Néamoins, malgré ces serments, malgré les menaces des foudres de l'Eglise, les grands vassaux, continuant à ne reconnaître aucun autre supérieur que le souverain, étaient, en son absence, indépendants de tout pouvoir, et persistaient dans leurs violences, dans leurs querelles et dans leurs guerres de château.

"Pour faire cesser cet état d'anarchie, ces grands vassaux instituèrent un tribunal arbitral composé de deux ou plusieurs seigneurs, choisis librement dans l'assemblée de leurs pairs (inter pares), c'est-à-dire entre tous deux qui, relevant immédiatement de la couronne, étaient qualifiés du titre de sire, de sénieur. Ces arbitres, ou amiables compositeurs, que les chartes nomment en latin principes laïcorum, primates, furent choisis parmi les plus puissantes familles, afin d'assurer aux décisions de ce tribunal l'appui du pouvoir de ses membres. Deux chartes authentiques attestent l'existence de cette institution: l'une est un plaid public, tenu à Orbe à la fin du XIe, par Vaucher et Cunon de Granson, principes provinciae, pour juger des plaintes élevées par le prieur de Romainmôtier contre Philippe de Grandson, qui avait enlevé des serfs à ce monastère; l'autre charte, celle de la fondation de l'abbaye d'Abondance dans l'année 1108, désigne Amédée de Blonay, et Boson d'Alinge, comme princes des laïques12."

Pendant ces efforts, et de l'Eglise et des principaux seigneurs, pour rétablir la paix, des événements survenus en Allemagne la troublèrent encore pour longtemps dans le Pays de Vaud et dans tous les états dépendants de l'Empire. Henri III, mort en 1056, avait laissé un fils âgé de six ans, qui devint le célèbre empereur Henri IV. L'impératrice Agnès, nommée régente, prit les rènes de l'Empire, et donna la main de sa fille au comte Rodolphe de Rheinfeld, seigneur du territoire qui s'étend sur la rive gauche du Rhin, dès le lac de Constance jusqu'à Bâle. Agnès combla son gendre d'honneurs et de richesses; elle lui donna le duché de Souabe, et, dans l'année 1057, elle l'investit du gouvernement de la Bourgogne-Transjurane avec le titre de Duc, titre inconnu jusqu'alors dans cette contrée, où la dignité de comte venait immédiatement après la dignité royale ou impériale.

> **Matériel recueilli**
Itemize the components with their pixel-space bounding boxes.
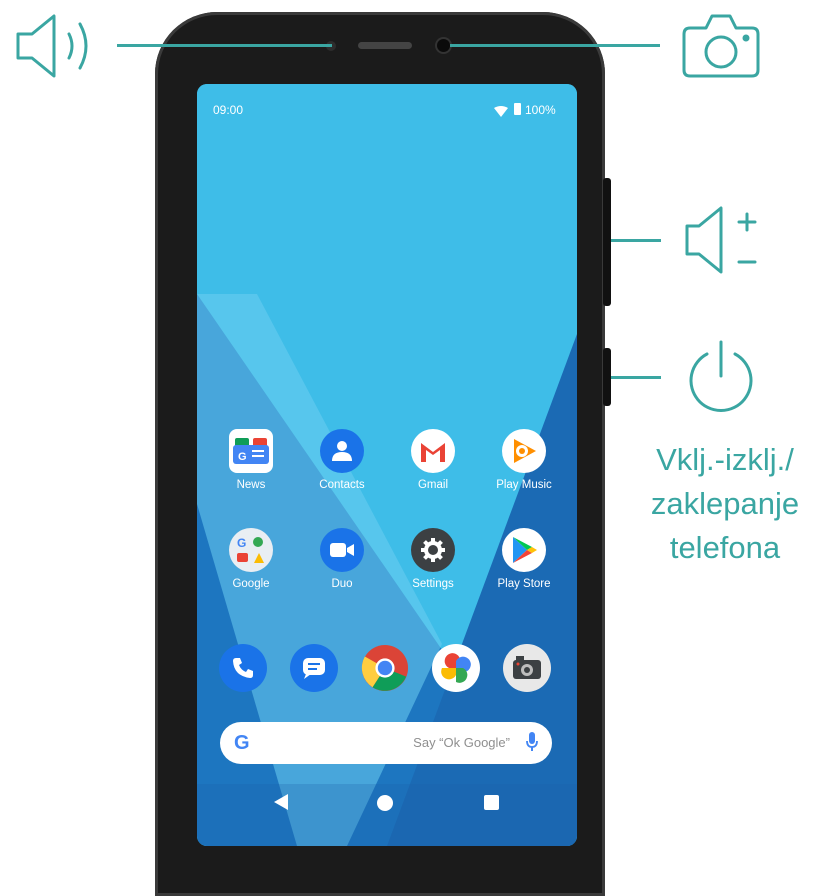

> **Objectif du travail**
Poursuivez le texte sur l'histoire féodale du Pays de Vaud en reprenant après sa dernière phrase.

> **Résultat attendu**
Le nouveau duché de Bourgogne embrassait tous les pays renfermés entre le Jura, dès le pont du Rhône à Genève, jusqu'à la Reuss; sa partie allemande fut nommée Petite-Bourgogne, ou Bourgogne-Allemande. Vice-roi de fait, Rodolphe de Rheinfeld, duc de Souabe, devait régner sur toute l'Helvétie, comme RECTEUR ou duc de Bourgogne, et comme comte de Thurgovie. Il devait donc exercer le pouvoir suzerain sur les comtes de Neufchâtel, et sur les contes ecclésiastiques de Vaud, de Genève, de Sion et du Chablais, enfin, sur les grands vassaux du Pays de Vaud.

Toutefois, dans la Transjurane, le pouvoir de Rodolphe était contesté, et sa suzeraineté n'était que nominale, lorsque la majorité de l'empereur Henri IV offrit aux Transjurains une occasion de se soustraire à une domination détestée.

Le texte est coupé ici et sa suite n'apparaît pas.